**Stated task**
Below are the records; locate each line with the word "image" and copy it.
================================
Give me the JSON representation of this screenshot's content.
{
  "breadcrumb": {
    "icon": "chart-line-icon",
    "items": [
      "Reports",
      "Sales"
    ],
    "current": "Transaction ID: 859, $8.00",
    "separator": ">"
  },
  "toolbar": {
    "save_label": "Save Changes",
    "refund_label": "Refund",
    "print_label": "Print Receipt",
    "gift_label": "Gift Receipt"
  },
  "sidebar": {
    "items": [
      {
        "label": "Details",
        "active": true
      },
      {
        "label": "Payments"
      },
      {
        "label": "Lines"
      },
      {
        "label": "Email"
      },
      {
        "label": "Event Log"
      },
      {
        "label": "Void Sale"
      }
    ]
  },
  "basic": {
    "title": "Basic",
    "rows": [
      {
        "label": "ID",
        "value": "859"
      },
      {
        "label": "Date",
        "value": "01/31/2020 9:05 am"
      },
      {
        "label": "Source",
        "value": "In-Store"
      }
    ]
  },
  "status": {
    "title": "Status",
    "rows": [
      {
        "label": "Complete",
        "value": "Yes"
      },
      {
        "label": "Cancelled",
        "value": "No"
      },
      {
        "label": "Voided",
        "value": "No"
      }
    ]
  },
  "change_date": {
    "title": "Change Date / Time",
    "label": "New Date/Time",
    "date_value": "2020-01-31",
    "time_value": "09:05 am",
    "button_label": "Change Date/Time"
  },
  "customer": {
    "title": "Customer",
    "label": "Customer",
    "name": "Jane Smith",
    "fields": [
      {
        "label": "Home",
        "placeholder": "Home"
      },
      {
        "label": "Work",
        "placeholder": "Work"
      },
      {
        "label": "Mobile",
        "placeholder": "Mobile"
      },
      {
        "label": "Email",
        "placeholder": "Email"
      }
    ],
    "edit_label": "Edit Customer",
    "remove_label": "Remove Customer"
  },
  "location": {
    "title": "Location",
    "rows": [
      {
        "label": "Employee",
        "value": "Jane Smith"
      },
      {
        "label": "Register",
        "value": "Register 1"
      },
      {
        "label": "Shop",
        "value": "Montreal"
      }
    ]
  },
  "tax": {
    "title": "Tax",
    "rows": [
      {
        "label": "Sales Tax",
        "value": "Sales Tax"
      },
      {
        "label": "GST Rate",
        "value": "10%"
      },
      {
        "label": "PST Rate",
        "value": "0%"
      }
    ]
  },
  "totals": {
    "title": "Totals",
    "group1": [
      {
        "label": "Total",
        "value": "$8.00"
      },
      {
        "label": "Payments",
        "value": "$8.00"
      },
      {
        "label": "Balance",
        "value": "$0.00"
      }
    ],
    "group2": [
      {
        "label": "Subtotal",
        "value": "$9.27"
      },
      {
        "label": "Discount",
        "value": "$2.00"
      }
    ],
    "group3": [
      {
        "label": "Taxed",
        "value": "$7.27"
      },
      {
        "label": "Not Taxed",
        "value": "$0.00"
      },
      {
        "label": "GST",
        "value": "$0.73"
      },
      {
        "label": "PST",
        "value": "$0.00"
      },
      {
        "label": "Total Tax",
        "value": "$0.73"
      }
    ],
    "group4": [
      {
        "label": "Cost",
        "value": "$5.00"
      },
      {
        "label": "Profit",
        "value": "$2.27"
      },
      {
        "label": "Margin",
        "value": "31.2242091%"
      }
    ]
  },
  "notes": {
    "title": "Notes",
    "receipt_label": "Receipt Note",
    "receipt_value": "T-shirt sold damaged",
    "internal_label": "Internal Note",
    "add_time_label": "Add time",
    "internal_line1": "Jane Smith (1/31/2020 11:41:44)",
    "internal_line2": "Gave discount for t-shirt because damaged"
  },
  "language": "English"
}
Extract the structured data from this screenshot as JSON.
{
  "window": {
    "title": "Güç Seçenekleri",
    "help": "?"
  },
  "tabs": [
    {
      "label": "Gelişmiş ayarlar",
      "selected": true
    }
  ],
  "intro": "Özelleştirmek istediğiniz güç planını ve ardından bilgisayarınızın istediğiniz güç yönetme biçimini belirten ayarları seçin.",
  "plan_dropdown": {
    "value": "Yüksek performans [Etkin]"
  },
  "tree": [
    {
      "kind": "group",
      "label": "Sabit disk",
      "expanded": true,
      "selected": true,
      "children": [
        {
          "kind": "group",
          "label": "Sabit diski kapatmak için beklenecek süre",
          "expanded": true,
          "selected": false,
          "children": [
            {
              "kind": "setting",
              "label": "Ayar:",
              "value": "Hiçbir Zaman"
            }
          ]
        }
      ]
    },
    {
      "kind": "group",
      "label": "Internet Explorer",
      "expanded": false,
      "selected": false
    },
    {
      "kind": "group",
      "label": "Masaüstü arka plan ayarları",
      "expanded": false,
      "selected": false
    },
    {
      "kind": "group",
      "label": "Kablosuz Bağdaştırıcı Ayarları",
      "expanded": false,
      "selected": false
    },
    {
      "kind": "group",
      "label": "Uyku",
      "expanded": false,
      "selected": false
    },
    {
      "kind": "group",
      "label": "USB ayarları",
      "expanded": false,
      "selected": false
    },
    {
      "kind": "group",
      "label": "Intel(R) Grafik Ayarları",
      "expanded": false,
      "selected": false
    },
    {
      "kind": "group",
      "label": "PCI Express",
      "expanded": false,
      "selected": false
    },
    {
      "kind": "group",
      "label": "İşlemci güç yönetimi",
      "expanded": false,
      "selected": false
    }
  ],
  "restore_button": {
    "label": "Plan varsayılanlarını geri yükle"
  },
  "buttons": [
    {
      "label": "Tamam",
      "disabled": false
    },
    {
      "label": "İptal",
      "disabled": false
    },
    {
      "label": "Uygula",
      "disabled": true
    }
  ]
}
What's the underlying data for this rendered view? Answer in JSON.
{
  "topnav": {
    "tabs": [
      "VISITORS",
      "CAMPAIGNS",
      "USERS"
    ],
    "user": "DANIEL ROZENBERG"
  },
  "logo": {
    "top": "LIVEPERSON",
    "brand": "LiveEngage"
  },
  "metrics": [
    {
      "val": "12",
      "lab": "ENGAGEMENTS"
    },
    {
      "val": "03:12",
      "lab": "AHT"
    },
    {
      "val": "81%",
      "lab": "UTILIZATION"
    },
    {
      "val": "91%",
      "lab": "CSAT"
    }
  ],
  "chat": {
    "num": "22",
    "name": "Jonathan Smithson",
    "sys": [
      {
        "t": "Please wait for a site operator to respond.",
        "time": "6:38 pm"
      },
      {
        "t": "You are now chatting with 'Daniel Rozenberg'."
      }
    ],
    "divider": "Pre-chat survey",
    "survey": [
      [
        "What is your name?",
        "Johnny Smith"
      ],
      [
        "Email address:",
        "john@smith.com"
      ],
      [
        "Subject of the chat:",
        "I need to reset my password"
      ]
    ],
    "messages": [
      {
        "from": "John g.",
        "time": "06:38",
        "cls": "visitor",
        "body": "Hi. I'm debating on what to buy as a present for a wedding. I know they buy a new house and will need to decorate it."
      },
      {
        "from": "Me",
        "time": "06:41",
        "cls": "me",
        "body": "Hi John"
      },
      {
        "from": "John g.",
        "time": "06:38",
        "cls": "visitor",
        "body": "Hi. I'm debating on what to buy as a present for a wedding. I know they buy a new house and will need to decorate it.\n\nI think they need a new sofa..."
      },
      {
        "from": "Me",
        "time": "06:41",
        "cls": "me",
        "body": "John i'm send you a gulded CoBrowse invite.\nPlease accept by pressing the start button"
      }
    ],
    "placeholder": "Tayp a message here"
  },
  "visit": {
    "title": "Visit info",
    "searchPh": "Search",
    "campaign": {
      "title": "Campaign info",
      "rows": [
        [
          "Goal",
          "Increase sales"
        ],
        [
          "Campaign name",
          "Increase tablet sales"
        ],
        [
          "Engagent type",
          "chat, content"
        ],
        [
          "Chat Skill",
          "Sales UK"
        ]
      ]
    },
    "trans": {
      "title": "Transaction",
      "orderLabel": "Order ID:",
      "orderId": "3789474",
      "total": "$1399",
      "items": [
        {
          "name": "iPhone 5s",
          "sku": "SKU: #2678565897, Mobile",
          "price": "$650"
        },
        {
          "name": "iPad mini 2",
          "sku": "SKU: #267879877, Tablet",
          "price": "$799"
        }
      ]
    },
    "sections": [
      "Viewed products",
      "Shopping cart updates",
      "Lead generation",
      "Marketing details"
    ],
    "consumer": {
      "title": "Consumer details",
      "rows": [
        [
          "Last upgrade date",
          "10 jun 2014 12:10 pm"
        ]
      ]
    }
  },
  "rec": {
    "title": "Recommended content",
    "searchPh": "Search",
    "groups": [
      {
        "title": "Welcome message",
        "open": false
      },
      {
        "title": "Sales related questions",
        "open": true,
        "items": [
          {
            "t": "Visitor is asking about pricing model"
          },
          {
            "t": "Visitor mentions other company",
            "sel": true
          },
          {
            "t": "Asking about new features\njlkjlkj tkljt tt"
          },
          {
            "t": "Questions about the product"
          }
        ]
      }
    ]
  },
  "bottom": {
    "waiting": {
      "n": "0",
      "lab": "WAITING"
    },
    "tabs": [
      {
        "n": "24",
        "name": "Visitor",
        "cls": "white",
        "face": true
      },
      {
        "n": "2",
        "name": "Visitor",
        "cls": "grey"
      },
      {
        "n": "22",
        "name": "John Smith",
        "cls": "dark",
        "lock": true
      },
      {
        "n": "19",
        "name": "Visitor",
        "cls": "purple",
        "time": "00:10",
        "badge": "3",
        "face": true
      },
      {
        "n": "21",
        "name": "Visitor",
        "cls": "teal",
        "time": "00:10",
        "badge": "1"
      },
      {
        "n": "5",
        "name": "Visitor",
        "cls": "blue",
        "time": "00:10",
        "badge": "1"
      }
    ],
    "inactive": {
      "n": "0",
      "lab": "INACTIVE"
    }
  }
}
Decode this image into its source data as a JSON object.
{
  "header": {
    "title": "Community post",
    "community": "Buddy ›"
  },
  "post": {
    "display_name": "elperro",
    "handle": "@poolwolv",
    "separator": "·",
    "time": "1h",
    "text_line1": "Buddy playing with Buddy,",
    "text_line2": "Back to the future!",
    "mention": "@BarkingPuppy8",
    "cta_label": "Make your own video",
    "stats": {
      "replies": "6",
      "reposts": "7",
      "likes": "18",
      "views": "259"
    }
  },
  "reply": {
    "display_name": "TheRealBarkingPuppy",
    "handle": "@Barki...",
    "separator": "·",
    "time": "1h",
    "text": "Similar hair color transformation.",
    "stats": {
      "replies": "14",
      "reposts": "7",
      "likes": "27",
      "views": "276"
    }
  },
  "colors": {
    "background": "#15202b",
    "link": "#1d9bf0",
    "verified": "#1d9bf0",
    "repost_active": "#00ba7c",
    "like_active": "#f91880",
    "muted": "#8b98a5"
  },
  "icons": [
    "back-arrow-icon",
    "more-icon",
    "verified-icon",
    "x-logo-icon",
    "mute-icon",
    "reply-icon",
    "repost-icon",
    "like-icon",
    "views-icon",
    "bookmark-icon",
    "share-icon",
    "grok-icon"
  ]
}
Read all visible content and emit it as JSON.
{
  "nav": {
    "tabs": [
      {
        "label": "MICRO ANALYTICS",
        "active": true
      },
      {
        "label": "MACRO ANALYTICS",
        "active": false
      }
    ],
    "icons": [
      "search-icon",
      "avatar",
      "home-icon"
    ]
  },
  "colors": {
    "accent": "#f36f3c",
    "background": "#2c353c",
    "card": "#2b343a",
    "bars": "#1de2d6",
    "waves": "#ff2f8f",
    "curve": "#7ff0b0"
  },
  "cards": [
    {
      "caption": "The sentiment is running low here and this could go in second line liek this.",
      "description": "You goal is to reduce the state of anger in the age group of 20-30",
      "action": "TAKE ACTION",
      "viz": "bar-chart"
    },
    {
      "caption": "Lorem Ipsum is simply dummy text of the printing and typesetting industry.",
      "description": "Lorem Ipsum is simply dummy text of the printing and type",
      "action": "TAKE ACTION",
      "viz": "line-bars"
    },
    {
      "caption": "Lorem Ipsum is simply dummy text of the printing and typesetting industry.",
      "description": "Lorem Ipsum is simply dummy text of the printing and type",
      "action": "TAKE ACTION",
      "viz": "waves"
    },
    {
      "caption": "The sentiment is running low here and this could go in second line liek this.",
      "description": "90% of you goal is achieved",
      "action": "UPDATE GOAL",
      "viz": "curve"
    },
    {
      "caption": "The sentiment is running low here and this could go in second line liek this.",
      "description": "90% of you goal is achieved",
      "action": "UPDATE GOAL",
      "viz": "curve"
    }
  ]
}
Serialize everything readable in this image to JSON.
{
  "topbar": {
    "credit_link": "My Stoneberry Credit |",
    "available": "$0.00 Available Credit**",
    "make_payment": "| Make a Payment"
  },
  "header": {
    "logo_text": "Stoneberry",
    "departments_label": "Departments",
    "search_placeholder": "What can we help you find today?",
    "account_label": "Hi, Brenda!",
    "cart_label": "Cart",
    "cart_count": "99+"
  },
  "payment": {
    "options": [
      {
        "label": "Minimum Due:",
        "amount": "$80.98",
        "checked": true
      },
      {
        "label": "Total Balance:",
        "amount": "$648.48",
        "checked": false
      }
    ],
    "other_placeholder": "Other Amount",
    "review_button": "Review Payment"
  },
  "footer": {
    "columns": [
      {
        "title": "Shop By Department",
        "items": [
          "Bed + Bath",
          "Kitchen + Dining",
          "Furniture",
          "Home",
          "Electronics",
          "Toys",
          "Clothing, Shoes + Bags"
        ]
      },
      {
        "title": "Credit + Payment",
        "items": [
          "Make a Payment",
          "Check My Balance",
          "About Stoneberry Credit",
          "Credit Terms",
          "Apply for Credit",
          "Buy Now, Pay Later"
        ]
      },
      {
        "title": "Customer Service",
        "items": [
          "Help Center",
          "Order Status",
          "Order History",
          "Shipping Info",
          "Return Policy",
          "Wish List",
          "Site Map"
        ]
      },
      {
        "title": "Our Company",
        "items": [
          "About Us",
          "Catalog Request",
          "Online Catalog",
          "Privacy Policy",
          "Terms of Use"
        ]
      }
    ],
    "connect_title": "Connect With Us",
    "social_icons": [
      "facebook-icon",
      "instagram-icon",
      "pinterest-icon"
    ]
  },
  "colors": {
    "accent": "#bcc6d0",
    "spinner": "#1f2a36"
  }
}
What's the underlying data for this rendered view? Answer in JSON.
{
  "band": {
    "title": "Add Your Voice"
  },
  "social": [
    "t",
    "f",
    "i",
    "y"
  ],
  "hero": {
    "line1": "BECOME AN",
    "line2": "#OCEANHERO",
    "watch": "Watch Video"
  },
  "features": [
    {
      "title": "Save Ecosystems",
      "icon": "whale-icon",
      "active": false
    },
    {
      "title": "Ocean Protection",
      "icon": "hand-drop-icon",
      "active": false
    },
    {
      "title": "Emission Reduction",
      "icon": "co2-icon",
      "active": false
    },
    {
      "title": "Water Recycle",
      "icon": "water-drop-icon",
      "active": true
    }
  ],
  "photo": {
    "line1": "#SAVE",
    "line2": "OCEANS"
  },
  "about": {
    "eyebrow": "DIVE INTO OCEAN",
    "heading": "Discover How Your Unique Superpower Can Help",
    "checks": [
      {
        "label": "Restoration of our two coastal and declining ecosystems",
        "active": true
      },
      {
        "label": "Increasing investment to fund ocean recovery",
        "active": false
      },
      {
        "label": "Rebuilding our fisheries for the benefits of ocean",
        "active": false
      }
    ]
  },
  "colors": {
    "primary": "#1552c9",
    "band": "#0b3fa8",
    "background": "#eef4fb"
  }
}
================================
**Response**
Decode this image into its source data as a JSON object.
Serialize everything readable in this image to JSON.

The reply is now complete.